═══ Data in this exercise

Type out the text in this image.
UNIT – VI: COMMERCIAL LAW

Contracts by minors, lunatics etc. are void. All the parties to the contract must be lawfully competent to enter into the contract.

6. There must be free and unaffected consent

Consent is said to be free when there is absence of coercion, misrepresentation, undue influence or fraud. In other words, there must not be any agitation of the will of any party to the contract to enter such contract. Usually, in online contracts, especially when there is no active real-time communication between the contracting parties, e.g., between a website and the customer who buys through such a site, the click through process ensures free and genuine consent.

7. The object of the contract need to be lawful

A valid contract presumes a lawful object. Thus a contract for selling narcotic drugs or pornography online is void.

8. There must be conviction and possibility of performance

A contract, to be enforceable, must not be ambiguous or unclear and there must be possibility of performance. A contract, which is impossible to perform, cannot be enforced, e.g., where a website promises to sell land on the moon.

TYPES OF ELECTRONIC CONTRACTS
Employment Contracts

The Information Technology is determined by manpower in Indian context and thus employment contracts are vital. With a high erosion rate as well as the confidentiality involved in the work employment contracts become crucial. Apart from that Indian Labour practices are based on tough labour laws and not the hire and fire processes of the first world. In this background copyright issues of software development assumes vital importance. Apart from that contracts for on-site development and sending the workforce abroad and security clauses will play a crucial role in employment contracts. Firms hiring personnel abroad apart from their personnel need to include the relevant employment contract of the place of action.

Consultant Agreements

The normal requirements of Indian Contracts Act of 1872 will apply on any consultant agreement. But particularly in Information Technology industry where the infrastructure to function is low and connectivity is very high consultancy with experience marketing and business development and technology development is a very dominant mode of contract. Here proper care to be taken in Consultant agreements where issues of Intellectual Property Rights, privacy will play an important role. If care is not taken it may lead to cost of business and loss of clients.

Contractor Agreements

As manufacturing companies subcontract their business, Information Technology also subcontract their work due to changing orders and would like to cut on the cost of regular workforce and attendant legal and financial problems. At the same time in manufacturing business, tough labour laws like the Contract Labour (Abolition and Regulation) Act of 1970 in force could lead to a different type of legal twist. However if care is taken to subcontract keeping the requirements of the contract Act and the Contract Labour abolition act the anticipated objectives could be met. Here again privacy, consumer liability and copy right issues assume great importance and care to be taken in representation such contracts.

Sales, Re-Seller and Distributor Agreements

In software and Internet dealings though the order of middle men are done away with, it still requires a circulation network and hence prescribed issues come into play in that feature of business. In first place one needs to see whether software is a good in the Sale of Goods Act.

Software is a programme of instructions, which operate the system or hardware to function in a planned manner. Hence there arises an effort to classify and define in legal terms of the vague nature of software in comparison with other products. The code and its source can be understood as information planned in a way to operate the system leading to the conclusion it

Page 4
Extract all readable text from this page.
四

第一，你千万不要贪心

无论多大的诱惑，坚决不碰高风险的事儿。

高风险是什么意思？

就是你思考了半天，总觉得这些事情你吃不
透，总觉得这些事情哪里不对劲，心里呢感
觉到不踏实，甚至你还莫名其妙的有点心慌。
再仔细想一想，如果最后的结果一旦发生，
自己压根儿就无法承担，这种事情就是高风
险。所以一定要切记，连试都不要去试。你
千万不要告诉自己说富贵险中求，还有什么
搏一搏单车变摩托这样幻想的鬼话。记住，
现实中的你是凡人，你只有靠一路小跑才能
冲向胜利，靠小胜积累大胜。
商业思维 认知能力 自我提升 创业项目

══════

Copy each line of the listing in which the word "legal" can be found.

__Finished exercise__.
As manufacturing companies subcontract their business, Information Technology also subcontract their work due to changing orders and would like to cut on the cost of regular workforce and attendant legal and financial problems. At the same time in manufacturing business, tough labour laws like the Contract Labour (Abolition and Regulation) Act of 1970 in force could lead to a different type of legal twist. However if care is taken to subcontract keeping the requirements of the contract Act and the Contract Labour abolition act the anticipated objectives could be met. Here again privacy, consumer liability and copy right issues assume great importance and care to be taken in representation such contracts.
Software is a programme of instructions, which operate the system or hardware to function in a planned manner. Hence there arises an effort to classify and define in legal terms of the vague nature of software in comparison with other products. The code and its source can be understood as information planned in a way to operate the system leading to the conclusion it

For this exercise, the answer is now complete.